◆ **DATASET**
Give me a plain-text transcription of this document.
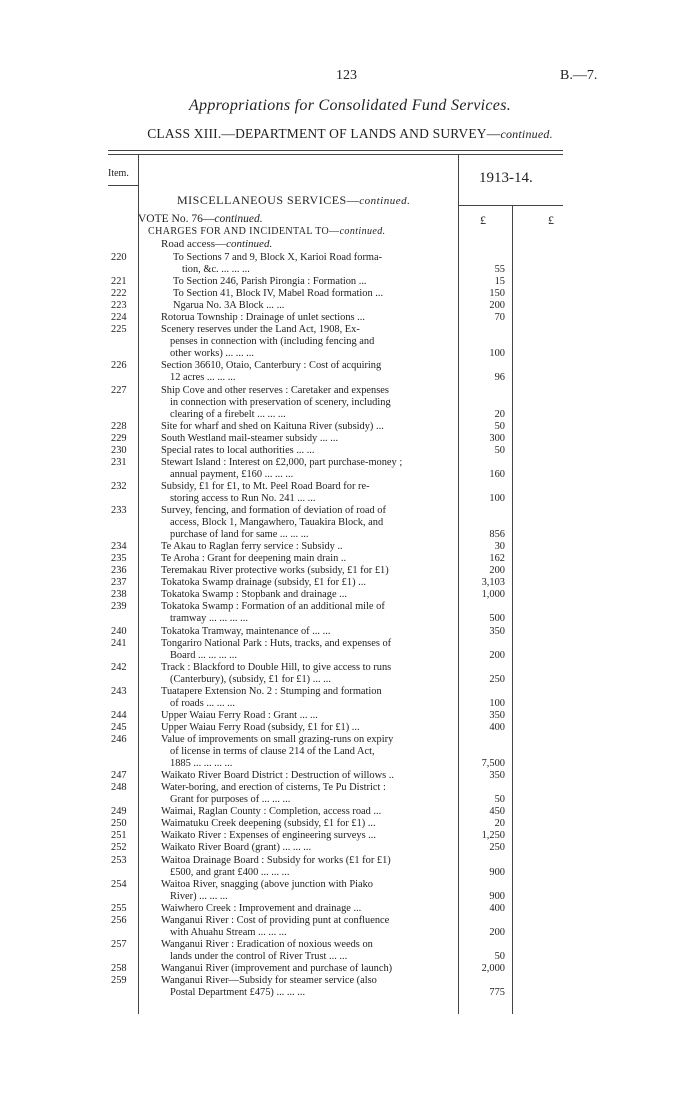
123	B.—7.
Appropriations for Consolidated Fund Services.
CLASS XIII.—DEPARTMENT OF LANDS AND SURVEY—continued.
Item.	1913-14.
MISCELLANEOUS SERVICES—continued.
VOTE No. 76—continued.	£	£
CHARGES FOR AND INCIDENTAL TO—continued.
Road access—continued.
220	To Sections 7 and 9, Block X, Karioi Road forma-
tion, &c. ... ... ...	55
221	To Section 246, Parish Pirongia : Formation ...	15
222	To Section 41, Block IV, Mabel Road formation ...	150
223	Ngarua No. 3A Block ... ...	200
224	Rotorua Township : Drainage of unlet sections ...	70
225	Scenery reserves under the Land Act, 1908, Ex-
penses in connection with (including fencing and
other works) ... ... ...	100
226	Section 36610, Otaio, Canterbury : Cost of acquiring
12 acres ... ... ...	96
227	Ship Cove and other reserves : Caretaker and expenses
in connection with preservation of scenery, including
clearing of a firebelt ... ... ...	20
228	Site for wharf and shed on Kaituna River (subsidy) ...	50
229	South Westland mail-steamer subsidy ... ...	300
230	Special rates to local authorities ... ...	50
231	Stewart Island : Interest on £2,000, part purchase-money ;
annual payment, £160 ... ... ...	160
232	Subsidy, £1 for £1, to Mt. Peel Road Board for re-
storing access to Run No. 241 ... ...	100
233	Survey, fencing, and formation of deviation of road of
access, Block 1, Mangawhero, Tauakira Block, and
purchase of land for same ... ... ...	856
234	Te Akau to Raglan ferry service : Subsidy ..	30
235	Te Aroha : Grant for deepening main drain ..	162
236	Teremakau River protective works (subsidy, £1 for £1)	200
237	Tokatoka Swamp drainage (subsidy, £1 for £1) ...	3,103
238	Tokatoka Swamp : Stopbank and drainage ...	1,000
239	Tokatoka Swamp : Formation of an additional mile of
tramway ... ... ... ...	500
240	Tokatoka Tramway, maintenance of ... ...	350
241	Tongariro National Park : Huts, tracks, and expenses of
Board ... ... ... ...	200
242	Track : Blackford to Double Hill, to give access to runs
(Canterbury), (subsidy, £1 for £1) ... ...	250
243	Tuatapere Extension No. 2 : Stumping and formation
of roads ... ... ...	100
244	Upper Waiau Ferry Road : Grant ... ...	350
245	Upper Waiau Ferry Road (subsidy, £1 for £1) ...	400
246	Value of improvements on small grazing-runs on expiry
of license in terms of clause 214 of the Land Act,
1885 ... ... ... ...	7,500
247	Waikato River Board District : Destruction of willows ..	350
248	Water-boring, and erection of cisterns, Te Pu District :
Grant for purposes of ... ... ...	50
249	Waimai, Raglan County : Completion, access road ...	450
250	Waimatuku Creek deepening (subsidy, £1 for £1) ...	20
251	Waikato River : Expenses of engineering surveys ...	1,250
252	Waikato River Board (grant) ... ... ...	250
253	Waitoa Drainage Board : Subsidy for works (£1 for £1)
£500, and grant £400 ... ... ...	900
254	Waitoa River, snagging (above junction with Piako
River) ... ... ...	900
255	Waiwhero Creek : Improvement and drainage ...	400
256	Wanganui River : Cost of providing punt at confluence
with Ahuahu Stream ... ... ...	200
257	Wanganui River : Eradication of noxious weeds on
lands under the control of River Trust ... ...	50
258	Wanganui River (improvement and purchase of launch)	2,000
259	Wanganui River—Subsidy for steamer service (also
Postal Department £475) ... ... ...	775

--

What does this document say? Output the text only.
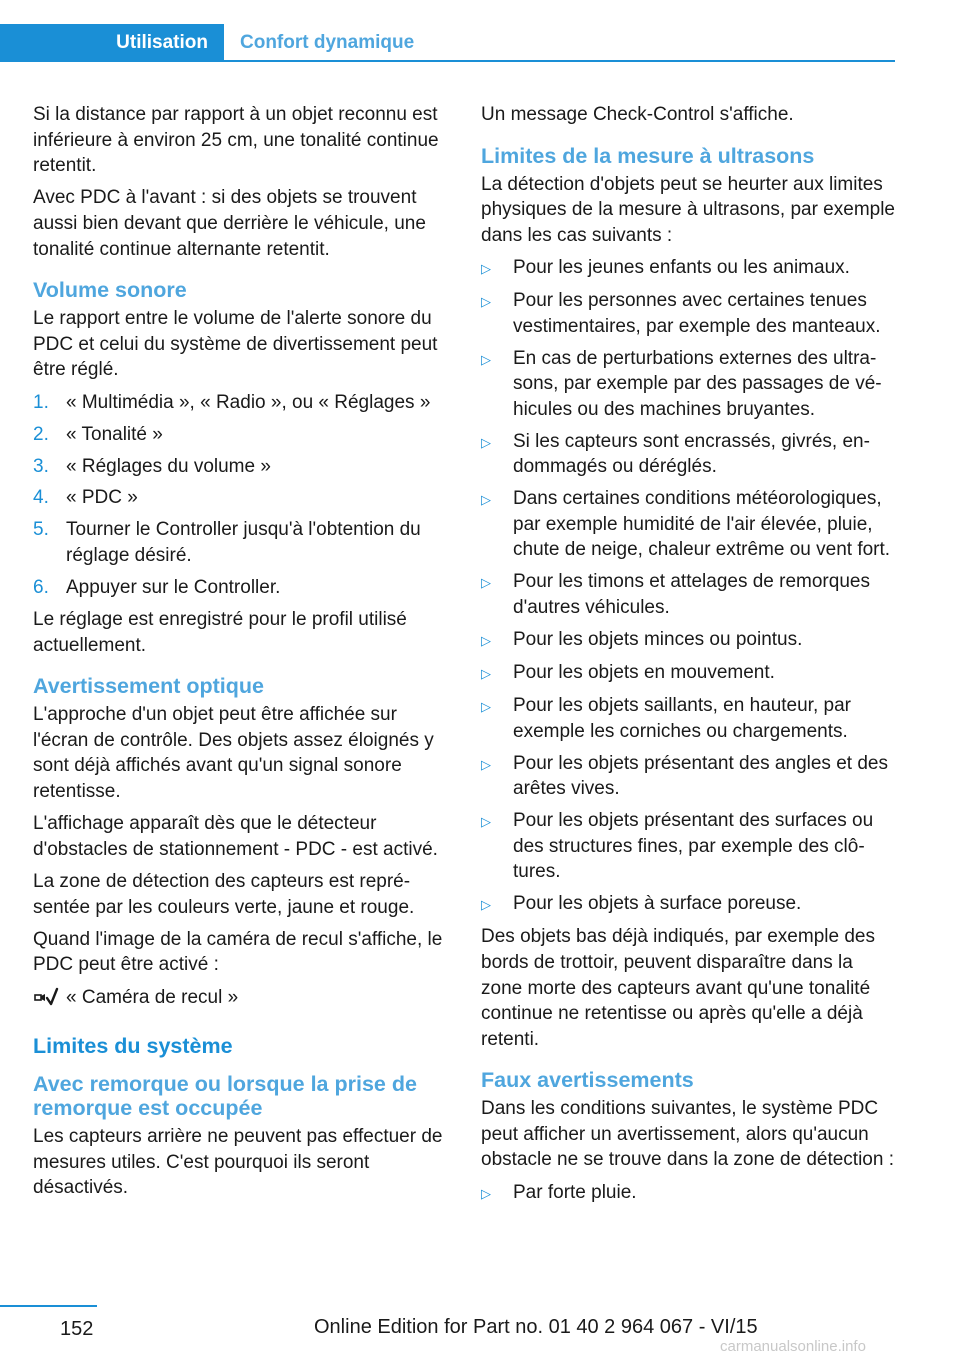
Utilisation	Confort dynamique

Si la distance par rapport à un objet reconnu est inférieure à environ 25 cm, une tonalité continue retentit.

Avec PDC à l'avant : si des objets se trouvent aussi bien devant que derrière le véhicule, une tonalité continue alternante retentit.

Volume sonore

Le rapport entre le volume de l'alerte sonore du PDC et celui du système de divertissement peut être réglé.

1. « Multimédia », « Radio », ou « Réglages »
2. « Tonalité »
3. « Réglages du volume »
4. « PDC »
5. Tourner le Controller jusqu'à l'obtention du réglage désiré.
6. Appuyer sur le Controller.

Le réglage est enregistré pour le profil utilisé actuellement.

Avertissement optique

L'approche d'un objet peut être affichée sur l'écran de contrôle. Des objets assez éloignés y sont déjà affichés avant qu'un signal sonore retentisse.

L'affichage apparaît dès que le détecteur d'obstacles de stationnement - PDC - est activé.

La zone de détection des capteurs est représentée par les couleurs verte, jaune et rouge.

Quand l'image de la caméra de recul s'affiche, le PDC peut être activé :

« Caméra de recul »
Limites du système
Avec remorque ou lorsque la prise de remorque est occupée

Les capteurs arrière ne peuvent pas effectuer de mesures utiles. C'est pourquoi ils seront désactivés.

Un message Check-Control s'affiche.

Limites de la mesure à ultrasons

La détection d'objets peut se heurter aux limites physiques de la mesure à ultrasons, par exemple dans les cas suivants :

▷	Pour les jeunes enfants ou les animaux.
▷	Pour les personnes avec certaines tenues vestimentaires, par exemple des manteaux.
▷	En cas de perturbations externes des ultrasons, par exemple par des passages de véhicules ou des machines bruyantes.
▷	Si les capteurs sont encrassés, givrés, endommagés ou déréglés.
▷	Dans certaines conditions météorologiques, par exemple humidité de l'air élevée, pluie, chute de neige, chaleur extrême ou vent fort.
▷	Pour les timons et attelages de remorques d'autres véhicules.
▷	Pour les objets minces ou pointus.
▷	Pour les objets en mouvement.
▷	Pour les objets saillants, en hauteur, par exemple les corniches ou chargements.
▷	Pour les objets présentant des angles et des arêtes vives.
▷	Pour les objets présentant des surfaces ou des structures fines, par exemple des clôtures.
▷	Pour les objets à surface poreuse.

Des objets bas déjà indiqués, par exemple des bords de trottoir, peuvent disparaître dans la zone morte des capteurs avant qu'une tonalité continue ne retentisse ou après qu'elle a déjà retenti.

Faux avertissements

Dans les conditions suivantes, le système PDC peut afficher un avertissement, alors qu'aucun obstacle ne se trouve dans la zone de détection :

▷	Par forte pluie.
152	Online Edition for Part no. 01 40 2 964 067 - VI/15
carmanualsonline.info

* * *

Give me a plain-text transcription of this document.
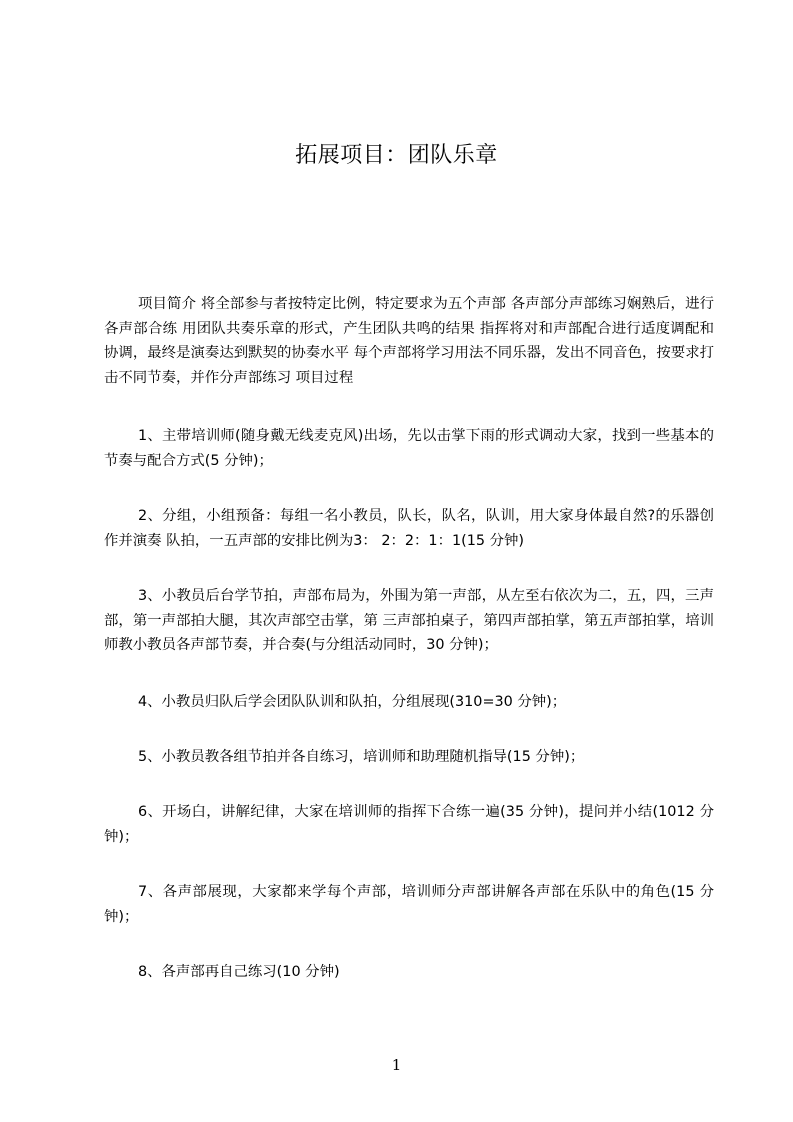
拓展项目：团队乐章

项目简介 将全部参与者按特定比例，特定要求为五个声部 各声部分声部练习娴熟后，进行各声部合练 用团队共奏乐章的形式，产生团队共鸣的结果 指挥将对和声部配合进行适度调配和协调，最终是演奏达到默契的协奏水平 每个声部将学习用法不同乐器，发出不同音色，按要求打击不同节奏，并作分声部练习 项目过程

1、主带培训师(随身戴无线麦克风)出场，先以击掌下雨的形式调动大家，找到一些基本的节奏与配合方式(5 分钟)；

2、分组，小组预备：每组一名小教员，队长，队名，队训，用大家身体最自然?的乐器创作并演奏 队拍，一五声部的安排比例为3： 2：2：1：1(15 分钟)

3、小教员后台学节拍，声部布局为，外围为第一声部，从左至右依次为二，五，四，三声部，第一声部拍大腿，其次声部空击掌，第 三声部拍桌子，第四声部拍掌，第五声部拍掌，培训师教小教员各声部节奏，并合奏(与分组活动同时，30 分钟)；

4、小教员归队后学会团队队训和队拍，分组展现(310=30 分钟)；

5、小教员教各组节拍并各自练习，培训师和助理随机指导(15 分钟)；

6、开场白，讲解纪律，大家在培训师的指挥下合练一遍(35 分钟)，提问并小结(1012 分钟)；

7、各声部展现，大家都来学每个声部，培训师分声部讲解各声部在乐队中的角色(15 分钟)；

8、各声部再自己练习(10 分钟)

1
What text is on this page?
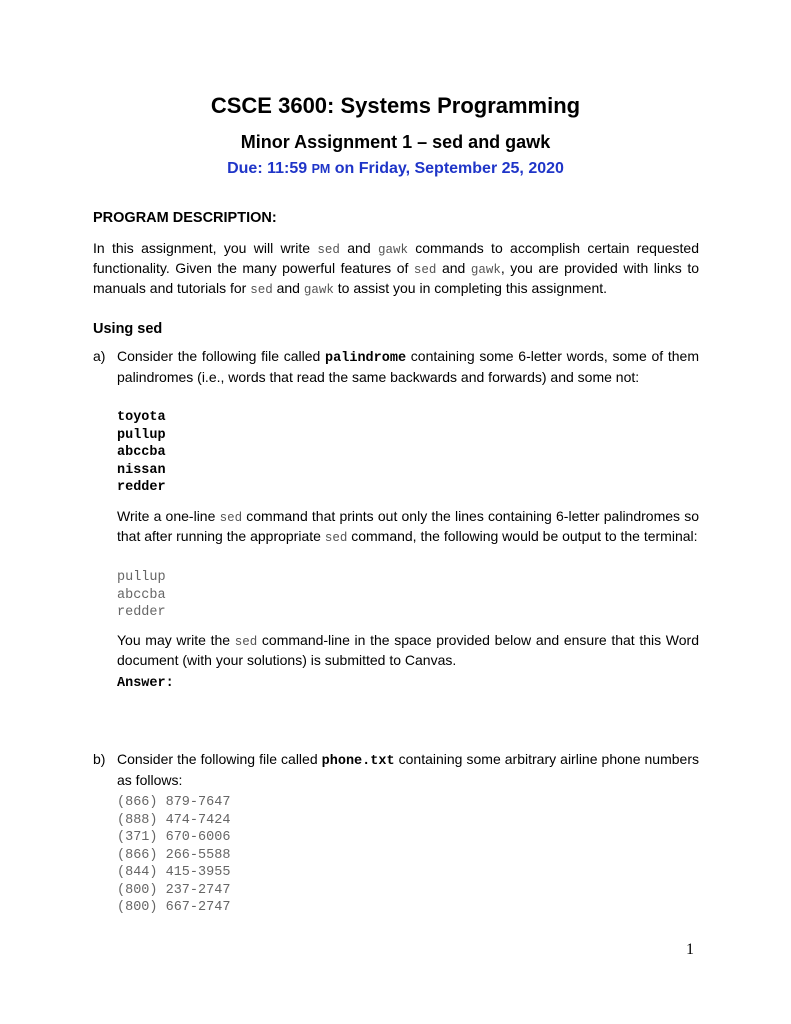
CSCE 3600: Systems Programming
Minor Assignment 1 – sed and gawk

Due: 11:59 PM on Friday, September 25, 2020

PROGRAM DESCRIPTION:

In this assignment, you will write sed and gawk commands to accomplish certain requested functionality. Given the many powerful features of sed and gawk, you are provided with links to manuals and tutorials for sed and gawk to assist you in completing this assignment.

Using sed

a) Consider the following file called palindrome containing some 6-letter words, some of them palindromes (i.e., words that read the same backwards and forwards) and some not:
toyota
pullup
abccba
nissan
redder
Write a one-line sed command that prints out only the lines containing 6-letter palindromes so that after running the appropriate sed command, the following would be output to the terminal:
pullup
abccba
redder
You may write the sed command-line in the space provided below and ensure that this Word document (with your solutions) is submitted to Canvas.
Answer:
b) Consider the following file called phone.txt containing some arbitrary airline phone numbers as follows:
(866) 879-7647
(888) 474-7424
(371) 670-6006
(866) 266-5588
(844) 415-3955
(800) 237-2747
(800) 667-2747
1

◆ **EXERCISE DETAILS**
Find the lines above holding the word "présentant" and show them.

◆ **SOLUTION**
▷	Pour les objets présentant des angles et des arêtes vives.
▷	Pour les objets présentant des surfaces ou des structures fines, par exemple des clôtures.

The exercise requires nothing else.